**Goal:** Restate the records below word for word.
==== Dataset rows
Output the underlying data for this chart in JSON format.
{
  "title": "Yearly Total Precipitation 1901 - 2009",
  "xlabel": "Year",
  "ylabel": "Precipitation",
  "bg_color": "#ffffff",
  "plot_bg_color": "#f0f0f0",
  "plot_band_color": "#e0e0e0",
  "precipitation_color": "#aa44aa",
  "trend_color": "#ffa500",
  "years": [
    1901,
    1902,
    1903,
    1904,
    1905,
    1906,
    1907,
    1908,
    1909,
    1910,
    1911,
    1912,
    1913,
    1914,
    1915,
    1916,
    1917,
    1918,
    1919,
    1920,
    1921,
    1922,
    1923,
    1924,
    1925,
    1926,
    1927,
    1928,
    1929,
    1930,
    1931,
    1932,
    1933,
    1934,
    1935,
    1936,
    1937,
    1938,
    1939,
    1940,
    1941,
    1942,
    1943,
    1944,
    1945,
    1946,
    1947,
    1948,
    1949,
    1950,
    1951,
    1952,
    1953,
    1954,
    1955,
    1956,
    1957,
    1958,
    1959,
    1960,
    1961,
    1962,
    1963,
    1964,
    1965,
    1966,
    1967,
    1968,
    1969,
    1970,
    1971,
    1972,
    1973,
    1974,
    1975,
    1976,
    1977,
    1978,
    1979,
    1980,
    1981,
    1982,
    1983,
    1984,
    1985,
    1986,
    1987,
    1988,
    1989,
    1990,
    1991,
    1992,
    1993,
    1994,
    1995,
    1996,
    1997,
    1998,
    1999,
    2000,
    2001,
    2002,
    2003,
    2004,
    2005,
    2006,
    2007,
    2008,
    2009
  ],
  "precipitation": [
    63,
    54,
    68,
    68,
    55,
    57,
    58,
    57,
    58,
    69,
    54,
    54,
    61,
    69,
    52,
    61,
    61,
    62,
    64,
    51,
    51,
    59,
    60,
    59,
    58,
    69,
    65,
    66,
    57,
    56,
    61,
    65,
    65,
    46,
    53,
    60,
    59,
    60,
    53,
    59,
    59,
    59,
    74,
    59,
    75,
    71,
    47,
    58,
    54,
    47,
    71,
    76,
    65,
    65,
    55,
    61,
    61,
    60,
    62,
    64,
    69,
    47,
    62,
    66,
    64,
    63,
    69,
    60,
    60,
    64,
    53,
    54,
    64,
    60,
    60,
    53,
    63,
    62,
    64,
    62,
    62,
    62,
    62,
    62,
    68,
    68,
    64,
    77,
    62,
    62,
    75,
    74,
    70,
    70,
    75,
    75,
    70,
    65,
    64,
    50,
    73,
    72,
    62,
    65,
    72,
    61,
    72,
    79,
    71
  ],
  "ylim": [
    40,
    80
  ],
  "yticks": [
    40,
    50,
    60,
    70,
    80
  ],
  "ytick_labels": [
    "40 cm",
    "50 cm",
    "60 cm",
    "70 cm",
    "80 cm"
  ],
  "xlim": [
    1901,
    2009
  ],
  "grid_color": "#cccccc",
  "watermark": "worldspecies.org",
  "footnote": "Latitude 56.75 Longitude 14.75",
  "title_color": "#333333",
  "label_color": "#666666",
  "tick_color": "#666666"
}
========
**Full solution:**
Output the underlying data for this chart in JSON format.
{
  "title": "Yearly Total Precipitation 1901 - 2009",
  "xlabel": "Year",
  "ylabel": "Precipitation",
  "bg_color": "#ffffff",
  "plot_bg_color": "#f0f0f0",
  "plot_band_color": "#e0e0e0",
  "precipitation_color": "#aa44aa",
  "trend_color": "#ffa500",
  "years": [
    1901,
    1902,
    1903,
    1904,
    1905,
    1906,
    1907,
    1908,
    1909,
    1910,
    1911,
    1912,
    1913,
    1914,
    1915,
    1916,
    1917,
    1918,
    1919,
    1920,
    1921,
    1922,
    1923,
    1924,
    1925,
    1926,
    1927,
    1928,
    1929,
    1930,
    1931,
    1932,
    1933,
    1934,
    1935,
    1936,
    1937,
    1938,
    1939,
    1940,
    1941,
    1942,
    1943,
    1944,
    1945,
    1946,
    1947,
    1948,
    1949,
    1950,
    1951,
    1952,
    1953,
    1954,
    1955,
    1956,
    1957,
    1958,
    1959,
    1960,
    1961,
    1962,
    1963,
    1964,
    1965,
    1966,
    1967,
    1968,
    1969,
    1970,
    1971,
    1972,
    1973,
    1974,
    1975,
    1976,
    1977,
    1978,
    1979,
    1980,
    1981,
    1982,
    1983,
    1984,
    1985,
    1986,
    1987,
    1988,
    1989,
    1990,
    1991,
    1992,
    1993,
    1994,
    1995,
    1996,
    1997,
    1998,
    1999,
    2000,
    2001,
    2002,
    2003,
    2004,
    2005,
    2006,
    2007,
    2008,
    2009
  ],
  "precipitation": [
    63,
    54,
    68,
    68,
    55,
    57,
    58,
    57,
    58,
    69,
    54,
    54,
    61,
    69,
    52,
    61,
    61,
    62,
    64,
    51,
    51,
    59,
    60,
    59,
    58,
    69,
    65,
    66,
    57,
    56,
    61,
    65,
    65,
    46,
    53,
    60,
    59,
    60,
    53,
    59,
    59,
    59,
    74,
    59,
    75,
    71,
    47,
    58,
    54,
    47,
    71,
    76,
    65,
    65,
    55,
    61,
    61,
    60,
    62,
    64,
    69,
    47,
    62,
    66,
    64,
    63,
    69,
    60,
    60,
    64,
    53,
    54,
    64,
    60,
    60,
    53,
    63,
    62,
    64,
    62,
    62,
    62,
    62,
    62,
    68,
    68,
    64,
    77,
    62,
    62,
    75,
    74,
    70,
    70,
    75,
    75,
    70,
    65,
    64,
    50,
    73,
    72,
    62,
    65,
    72,
    61,
    72,
    79,
    71
  ],
  "ylim": [
    40,
    80
  ],
  "yticks": [
    40,
    50,
    60,
    70,
    80
  ],
  "ytick_labels": [
    "40 cm",
    "50 cm",
    "60 cm",
    "70 cm",
    "80 cm"
  ],
  "xlim": [
    1901,
    2009
  ],
  "grid_color": "#cccccc",
  "watermark": "worldspecies.org",
  "footnote": "Latitude 56.75 Longitude 14.75",
  "title_color": "#333333",
  "label_color": "#666666",
  "tick_color": "#666666"
}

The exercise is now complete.